-- The records start --
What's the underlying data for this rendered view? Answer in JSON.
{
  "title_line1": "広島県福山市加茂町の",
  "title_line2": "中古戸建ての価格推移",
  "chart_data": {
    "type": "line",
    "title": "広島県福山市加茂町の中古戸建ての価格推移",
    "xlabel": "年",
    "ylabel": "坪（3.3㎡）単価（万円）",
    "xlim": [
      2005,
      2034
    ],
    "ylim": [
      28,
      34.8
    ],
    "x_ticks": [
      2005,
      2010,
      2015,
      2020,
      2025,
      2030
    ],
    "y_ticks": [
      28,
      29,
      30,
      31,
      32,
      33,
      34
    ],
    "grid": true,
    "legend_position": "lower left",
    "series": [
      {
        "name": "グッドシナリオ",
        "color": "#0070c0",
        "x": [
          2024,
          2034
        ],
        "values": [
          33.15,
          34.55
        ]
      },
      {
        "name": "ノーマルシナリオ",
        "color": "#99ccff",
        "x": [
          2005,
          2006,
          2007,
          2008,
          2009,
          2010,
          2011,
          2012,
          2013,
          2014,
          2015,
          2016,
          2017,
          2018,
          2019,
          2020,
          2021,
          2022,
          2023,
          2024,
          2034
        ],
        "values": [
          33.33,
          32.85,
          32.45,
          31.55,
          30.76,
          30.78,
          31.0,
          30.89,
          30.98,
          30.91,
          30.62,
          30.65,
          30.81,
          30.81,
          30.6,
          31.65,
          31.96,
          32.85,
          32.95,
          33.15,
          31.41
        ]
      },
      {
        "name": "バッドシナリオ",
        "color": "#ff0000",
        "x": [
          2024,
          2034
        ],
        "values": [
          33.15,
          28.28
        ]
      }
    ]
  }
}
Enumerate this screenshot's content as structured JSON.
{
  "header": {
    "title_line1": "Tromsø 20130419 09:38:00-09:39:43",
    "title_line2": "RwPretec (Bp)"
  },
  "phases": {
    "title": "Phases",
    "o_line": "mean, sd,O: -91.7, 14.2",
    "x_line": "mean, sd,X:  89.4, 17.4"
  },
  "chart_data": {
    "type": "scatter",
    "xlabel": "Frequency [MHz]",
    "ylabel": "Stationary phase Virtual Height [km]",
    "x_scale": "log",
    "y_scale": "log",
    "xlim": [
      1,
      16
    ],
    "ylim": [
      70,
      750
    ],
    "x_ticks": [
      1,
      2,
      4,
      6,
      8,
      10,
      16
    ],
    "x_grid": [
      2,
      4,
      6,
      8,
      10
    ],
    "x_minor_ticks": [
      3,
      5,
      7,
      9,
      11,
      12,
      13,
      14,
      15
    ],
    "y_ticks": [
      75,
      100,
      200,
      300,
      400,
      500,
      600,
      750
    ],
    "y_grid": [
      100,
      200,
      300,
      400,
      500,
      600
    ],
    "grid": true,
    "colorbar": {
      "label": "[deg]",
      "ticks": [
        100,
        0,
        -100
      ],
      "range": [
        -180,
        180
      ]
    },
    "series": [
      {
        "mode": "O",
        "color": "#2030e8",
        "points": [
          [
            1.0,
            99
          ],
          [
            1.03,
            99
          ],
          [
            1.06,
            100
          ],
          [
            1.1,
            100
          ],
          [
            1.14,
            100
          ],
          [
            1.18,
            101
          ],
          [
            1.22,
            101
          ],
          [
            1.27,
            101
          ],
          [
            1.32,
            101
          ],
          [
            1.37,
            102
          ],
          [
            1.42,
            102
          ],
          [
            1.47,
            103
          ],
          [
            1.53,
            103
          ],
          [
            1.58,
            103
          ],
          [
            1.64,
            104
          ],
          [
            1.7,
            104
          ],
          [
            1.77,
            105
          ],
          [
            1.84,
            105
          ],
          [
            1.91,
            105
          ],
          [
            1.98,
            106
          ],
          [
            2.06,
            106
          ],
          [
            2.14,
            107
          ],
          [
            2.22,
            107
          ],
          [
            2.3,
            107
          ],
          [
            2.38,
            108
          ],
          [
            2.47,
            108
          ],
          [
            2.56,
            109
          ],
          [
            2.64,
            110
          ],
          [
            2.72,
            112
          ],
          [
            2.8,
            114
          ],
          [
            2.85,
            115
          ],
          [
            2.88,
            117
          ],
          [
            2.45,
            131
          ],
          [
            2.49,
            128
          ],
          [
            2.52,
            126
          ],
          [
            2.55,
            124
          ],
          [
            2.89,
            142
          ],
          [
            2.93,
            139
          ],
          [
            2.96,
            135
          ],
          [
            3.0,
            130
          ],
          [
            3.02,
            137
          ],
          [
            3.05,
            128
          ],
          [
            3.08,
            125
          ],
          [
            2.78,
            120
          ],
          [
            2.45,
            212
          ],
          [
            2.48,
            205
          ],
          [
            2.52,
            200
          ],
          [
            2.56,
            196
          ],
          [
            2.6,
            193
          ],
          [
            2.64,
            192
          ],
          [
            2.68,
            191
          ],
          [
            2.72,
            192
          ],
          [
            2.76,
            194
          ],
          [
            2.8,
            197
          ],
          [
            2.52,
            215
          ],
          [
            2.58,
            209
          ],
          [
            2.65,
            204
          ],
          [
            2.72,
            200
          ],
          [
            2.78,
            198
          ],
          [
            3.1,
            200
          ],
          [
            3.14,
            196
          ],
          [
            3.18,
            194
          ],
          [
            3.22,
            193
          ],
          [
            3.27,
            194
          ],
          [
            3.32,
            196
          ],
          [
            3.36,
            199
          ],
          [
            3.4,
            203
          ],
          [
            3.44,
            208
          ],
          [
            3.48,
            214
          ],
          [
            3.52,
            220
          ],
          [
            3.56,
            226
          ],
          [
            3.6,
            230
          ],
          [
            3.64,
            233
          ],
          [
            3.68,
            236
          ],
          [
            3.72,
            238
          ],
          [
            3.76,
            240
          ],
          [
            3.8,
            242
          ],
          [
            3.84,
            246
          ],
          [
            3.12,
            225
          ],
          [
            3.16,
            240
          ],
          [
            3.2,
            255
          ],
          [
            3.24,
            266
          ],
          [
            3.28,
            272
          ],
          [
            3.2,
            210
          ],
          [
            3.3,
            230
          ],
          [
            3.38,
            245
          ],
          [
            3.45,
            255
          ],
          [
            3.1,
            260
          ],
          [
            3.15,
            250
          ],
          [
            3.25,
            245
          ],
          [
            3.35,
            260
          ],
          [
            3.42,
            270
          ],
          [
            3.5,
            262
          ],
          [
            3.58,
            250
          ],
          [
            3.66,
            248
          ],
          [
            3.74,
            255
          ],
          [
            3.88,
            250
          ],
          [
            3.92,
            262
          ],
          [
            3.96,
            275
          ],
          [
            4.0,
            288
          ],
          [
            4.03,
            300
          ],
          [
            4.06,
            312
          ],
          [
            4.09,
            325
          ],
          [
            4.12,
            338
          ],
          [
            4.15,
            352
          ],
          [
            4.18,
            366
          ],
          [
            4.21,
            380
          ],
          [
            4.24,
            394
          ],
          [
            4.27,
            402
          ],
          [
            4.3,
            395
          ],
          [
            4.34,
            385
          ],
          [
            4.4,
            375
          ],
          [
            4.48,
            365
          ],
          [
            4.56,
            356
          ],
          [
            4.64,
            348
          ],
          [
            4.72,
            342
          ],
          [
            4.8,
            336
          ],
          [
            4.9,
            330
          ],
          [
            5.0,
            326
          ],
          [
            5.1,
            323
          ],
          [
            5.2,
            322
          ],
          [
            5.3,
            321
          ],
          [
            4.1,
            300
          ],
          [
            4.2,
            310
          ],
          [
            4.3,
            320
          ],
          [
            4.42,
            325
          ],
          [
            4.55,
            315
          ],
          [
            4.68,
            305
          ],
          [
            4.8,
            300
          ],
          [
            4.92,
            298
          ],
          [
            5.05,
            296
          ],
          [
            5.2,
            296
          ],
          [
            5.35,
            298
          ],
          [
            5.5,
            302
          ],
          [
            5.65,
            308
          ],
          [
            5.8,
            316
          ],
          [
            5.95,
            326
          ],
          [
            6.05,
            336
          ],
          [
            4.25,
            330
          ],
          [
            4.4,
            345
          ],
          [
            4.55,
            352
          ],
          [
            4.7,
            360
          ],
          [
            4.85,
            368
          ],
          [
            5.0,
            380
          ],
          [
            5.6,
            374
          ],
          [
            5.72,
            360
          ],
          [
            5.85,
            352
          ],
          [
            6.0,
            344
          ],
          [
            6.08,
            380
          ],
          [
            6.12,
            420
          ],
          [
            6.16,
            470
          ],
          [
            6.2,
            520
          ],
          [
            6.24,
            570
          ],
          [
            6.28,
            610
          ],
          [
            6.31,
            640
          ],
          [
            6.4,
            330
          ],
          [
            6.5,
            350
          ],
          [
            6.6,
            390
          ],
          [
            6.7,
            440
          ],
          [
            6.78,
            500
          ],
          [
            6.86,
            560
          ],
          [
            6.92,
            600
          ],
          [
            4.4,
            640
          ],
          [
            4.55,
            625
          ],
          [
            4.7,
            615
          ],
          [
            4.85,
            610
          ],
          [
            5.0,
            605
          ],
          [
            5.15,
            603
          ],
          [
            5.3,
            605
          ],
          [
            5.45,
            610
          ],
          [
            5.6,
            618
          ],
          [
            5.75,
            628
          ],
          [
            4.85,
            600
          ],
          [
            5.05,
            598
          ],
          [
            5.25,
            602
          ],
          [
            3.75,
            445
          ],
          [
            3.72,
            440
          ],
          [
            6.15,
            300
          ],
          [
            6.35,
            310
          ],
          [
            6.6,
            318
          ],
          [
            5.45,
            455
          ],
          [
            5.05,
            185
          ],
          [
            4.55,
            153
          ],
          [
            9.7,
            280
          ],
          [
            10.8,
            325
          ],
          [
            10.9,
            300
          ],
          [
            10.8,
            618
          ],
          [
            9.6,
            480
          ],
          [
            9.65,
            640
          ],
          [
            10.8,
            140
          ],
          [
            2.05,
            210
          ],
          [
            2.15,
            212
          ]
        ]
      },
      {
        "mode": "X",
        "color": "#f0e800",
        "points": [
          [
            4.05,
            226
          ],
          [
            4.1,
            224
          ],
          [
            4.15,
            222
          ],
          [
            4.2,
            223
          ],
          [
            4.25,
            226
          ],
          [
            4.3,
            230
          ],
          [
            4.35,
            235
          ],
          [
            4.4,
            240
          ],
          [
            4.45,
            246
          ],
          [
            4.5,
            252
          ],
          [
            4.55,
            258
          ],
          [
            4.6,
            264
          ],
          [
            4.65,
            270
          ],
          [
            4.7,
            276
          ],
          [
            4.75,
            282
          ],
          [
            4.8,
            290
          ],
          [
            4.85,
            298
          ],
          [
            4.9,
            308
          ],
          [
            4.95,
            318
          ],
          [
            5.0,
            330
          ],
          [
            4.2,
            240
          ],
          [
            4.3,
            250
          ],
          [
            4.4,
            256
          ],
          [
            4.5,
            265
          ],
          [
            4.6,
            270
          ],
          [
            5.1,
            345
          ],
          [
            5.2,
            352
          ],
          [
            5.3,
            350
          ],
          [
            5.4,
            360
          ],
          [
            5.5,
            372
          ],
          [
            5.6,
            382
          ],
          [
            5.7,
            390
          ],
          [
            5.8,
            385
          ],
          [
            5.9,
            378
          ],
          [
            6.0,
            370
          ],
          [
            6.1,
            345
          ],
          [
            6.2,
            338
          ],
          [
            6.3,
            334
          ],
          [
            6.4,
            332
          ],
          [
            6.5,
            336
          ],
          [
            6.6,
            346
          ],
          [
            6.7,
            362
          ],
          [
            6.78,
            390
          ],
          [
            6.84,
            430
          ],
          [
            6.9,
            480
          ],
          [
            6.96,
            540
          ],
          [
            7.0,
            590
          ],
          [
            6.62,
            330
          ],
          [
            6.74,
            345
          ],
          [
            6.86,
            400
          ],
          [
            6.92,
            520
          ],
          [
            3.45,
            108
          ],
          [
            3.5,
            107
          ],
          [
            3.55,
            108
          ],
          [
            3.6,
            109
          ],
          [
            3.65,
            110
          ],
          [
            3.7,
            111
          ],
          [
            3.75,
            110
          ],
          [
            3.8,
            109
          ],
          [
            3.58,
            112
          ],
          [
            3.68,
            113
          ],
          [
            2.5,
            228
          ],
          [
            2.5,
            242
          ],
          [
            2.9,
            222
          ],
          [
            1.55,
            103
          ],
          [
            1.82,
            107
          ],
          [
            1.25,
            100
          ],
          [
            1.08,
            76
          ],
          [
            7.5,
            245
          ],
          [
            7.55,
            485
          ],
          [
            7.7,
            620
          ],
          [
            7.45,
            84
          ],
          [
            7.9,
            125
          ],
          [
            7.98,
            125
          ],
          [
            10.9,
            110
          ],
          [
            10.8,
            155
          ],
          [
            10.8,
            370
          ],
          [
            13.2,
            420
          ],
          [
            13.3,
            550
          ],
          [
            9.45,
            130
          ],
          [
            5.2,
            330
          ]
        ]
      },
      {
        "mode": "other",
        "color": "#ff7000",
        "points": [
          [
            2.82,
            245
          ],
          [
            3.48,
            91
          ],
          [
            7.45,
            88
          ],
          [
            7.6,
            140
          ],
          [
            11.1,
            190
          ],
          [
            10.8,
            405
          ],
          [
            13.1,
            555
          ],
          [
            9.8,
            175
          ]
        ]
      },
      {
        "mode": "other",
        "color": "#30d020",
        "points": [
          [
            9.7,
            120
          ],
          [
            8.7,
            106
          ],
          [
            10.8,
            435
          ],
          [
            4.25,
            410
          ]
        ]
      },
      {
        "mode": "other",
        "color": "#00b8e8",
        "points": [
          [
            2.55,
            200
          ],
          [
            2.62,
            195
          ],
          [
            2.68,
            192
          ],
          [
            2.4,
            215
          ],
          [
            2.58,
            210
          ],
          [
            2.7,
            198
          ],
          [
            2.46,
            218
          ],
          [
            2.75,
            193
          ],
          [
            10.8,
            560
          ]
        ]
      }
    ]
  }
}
-- The records end --
Short exercise: Across the entries, how many lines hold the word "JSON"? Say only the number.

Result of this task: 2